→ Problem details:
Retype the full set of records. Keep every character identical.
— start Records for the task —
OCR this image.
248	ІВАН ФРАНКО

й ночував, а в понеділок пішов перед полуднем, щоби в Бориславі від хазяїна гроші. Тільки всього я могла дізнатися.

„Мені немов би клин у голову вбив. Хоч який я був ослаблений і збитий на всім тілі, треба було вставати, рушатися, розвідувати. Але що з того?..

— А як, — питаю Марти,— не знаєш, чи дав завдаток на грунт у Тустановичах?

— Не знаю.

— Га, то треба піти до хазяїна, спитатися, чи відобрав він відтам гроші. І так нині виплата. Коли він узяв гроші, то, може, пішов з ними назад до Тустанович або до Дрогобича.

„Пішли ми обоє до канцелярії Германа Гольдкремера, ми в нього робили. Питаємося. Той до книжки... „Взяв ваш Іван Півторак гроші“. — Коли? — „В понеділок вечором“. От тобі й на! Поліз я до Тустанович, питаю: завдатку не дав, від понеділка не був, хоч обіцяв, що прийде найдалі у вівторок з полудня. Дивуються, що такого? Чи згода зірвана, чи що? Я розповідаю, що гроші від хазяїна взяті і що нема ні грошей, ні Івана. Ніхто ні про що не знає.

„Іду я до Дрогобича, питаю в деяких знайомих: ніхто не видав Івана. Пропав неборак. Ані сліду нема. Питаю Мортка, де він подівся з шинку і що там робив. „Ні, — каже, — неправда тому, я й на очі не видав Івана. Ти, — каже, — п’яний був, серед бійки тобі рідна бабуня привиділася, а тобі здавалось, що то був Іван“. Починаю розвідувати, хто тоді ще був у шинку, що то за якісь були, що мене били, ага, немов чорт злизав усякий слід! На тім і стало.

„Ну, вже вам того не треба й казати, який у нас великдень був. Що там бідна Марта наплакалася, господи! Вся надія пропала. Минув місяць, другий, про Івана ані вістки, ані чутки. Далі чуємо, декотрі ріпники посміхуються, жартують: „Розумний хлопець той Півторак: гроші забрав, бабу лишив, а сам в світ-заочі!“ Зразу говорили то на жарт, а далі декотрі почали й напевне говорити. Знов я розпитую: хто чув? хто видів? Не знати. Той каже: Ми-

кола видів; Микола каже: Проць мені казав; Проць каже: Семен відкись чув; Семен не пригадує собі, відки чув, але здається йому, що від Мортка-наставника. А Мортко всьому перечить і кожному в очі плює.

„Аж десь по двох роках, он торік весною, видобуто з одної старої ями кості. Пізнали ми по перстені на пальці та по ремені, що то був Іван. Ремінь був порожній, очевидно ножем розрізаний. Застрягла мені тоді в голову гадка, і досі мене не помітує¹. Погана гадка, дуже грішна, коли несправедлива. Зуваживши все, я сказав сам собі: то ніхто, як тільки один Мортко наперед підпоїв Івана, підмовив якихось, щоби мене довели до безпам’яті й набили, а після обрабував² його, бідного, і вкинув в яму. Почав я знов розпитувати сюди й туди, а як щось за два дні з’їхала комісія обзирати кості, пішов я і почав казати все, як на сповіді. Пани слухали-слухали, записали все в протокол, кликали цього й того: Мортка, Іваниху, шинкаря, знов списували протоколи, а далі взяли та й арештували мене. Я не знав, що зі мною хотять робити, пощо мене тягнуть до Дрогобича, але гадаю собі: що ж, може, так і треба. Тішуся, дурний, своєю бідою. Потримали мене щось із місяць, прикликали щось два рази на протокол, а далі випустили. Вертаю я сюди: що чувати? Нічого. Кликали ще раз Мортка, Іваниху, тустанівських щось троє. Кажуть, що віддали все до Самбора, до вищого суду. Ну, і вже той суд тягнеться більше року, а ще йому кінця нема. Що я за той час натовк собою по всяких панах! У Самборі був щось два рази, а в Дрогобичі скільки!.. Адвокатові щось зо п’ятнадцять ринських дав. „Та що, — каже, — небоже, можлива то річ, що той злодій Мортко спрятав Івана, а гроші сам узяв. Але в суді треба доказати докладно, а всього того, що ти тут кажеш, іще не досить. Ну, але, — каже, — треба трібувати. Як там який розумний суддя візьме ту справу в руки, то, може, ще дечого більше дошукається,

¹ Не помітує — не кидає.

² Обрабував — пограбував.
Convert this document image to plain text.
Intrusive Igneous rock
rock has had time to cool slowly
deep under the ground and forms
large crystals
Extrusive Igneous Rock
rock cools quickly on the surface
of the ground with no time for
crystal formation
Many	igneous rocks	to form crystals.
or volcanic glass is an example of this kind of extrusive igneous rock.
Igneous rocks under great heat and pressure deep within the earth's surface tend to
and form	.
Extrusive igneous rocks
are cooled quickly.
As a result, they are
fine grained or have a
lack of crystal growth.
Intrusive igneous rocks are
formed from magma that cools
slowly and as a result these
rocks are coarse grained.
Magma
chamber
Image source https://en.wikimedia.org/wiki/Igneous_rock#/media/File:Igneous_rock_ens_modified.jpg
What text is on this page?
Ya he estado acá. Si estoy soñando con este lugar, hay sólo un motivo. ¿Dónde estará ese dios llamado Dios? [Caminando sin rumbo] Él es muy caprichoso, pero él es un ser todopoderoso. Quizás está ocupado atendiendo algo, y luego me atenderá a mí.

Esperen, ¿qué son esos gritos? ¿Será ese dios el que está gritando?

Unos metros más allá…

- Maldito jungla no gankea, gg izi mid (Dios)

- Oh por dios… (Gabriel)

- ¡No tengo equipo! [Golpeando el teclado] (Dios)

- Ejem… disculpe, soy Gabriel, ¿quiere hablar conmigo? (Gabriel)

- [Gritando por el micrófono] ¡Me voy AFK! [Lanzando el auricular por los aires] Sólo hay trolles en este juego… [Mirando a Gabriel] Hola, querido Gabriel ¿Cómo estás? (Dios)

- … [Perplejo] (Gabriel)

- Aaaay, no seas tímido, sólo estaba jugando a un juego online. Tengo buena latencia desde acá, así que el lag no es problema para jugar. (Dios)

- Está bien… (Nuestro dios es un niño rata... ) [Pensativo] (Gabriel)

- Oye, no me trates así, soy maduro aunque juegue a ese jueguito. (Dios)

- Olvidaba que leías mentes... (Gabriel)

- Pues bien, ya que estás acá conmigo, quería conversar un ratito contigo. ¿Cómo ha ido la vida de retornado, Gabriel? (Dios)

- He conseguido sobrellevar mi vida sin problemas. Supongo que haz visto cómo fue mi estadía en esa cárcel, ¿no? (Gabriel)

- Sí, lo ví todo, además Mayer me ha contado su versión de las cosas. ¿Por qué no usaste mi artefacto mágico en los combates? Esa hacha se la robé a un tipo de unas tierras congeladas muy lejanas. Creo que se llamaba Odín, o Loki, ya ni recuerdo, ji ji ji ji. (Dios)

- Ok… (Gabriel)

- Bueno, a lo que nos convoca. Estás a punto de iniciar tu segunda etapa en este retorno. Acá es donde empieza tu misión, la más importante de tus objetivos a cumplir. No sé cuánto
— end Records for the task —
→ Solution to this exercise:
OCR this image.
248	ІВАН ФРАНКО

й ночував, а в понеділок пішов перед полуднем, щоби в Бориславі від хазяїна гроші. Тільки всього я могла дізнатися.

„Мені немов би клин у голову вбив. Хоч який я був ослаблений і збитий на всім тілі, треба було вставати, рушатися, розвідувати. Але що з того?..

— А як, — питаю Марти,— не знаєш, чи дав завдаток на грунт у Тустановичах?

— Не знаю.

— Га, то треба піти до хазяїна, спитатися, чи відобрав він відтам гроші. І так нині виплата. Коли він узяв гроші, то, може, пішов з ними назад до Тустанович або до Дрогобича.

„Пішли ми обоє до канцелярії Германа Гольдкремера, ми в нього робили. Питаємося. Той до книжки... „Взяв ваш Іван Півторак гроші“. — Коли? — „В понеділок вечором“. От тобі й на! Поліз я до Тустанович, питаю: завдатку не дав, від понеділка не був, хоч обіцяв, що прийде найдалі у вівторок з полудня. Дивуються, що такого? Чи згода зірвана, чи що? Я розповідаю, що гроші від хазяїна взяті і що нема ні грошей, ні Івана. Ніхто ні про що не знає.

„Іду я до Дрогобича, питаю в деяких знайомих: ніхто не видав Івана. Пропав неборак. Ані сліду нема. Питаю Мортка, де він подівся з шинку і що там робив. „Ні, — каже, — неправда тому, я й на очі не видав Івана. Ти, — каже, — п’яний був, серед бійки тобі рідна бабуня привиділася, а тобі здавалось, що то був Іван“. Починаю розвідувати, хто тоді ще був у шинку, що то за якісь були, що мене били, ага, немов чорт злизав усякий слід! На тім і стало.

„Ну, вже вам того не треба й казати, який у нас великдень був. Що там бідна Марта наплакалася, господи! Вся надія пропала. Минув місяць, другий, про Івана ані вістки, ані чутки. Далі чуємо, декотрі ріпники посміхуються, жартують: „Розумний хлопець той Півторак: гроші забрав, бабу лишив, а сам в світ-заочі!“ Зразу говорили то на жарт, а далі декотрі почали й напевне говорити. Знов я розпитую: хто чув? хто видів? Не знати. Той каже: Ми-

кола видів; Микола каже: Проць мені казав; Проць каже: Семен відкись чув; Семен не пригадує собі, відки чув, але здається йому, що від Мортка-наставника. А Мортко всьому перечить і кожному в очі плює.

„Аж десь по двох роках, он торік весною, видобуто з одної старої ями кості. Пізнали ми по перстені на пальці та по ремені, що то був Іван. Ремінь був порожній, очевидно ножем розрізаний. Застрягла мені тоді в голову гадка, і досі мене не помітує¹. Погана гадка, дуже грішна, коли несправедлива. Зуваживши все, я сказав сам собі: то ніхто, як тільки один Мортко наперед підпоїв Івана, підмовив якихось, щоби мене довели до безпам’яті й набили, а після обрабував² його, бідного, і вкинув в яму. Почав я знов розпитувати сюди й туди, а як щось за два дні з’їхала комісія обзирати кості, пішов я і почав казати все, як на сповіді. Пани слухали-слухали, записали все в протокол, кликали цього й того: Мортка, Іваниху, шинкаря, знов списували протоколи, а далі взяли та й арештували мене. Я не знав, що зі мною хотять робити, пощо мене тягнуть до Дрогобича, але гадаю собі: що ж, може, так і треба. Тішуся, дурний, своєю бідою. Потримали мене щось із місяць, прикликали щось два рази на протокол, а далі випустили. Вертаю я сюди: що чувати? Нічого. Кликали ще раз Мортка, Іваниху, тустанівських щось троє. Кажуть, що віддали все до Самбора, до вищого суду. Ну, і вже той суд тягнеться більше року, а ще йому кінця нема. Що я за той час натовк собою по всяких панах! У Самборі був щось два рази, а в Дрогобичі скільки!.. Адвокатові щось зо п’ятнадцять ринських дав. „Та що, — каже, — небоже, можлива то річ, що той злодій Мортко спрятав Івана, а гроші сам узяв. Але в суді треба доказати докладно, а всього того, що ти тут кажеш, іще не досить. Ну, але, — каже, — треба трібувати. Як там який розумний суддя візьме ту справу в руки, то, може, ще дечого більше дошукається,

¹ Не помітує — не кидає.

² Обрабував — пограбував.
Convert this document image to plain text.
Intrusive Igneous rock
rock has had time to cool slowly
deep under the ground and forms
large crystals
Extrusive Igneous Rock
rock cools quickly on the surface
of the ground with no time for
crystal formation
Many	igneous rocks	to form crystals.
or volcanic glass is an example of this kind of extrusive igneous rock.
Igneous rocks under great heat and pressure deep within the earth's surface tend to
and form	.
Extrusive igneous rocks
are cooled quickly.
As a result, they are
fine grained or have a
lack of crystal growth.
Intrusive igneous rocks are
formed from magma that cools
slowly and as a result these
rocks are coarse grained.
Magma
chamber
Image source https://en.wikimedia.org/wiki/Igneous_rock#/media/File:Igneous_rock_ens_modified.jpg
What text is on this page?
Ya he estado acá. Si estoy soñando con este lugar, hay sólo un motivo. ¿Dónde estará ese dios llamado Dios? [Caminando sin rumbo] Él es muy caprichoso, pero él es un ser todopoderoso. Quizás está ocupado atendiendo algo, y luego me atenderá a mí.

Esperen, ¿qué son esos gritos? ¿Será ese dios el que está gritando?

Unos metros más allá…

- Maldito jungla no gankea, gg izi mid (Dios)

- Oh por dios… (Gabriel)

- ¡No tengo equipo! [Golpeando el teclado] (Dios)

- Ejem… disculpe, soy Gabriel, ¿quiere hablar conmigo? (Gabriel)

- [Gritando por el micrófono] ¡Me voy AFK! [Lanzando el auricular por los aires] Sólo hay trolles en este juego… [Mirando a Gabriel] Hola, querido Gabriel ¿Cómo estás? (Dios)

- … [Perplejo] (Gabriel)

- Aaaay, no seas tímido, sólo estaba jugando a un juego online. Tengo buena latencia desde acá, así que el lag no es problema para jugar. (Dios)

- Está bien… (Nuestro dios es un niño rata... ) [Pensativo] (Gabriel)

- Oye, no me trates así, soy maduro aunque juegue a ese jueguito. (Dios)

- Olvidaba que leías mentes... (Gabriel)

- Pues bien, ya que estás acá conmigo, quería conversar un ratito contigo. ¿Cómo ha ido la vida de retornado, Gabriel? (Dios)

- He conseguido sobrellevar mi vida sin problemas. Supongo que haz visto cómo fue mi estadía en esa cárcel, ¿no? (Gabriel)

- Sí, lo ví todo, además Mayer me ha contado su versión de las cosas. ¿Por qué no usaste mi artefacto mágico en los combates? Esa hacha se la robé a un tipo de unas tierras congeladas muy lejanas. Creo que se llamaba Odín, o Loki, ya ni recuerdo, ji ji ji ji. (Dios)

- Ok… (Gabriel)

- Bueno, a lo que nos convoca. Estás a punto de iniciar tu segunda etapa en este retorno. Acá es donde empieza tu misión, la más importante de tus objetivos a cumplir. No sé cuánto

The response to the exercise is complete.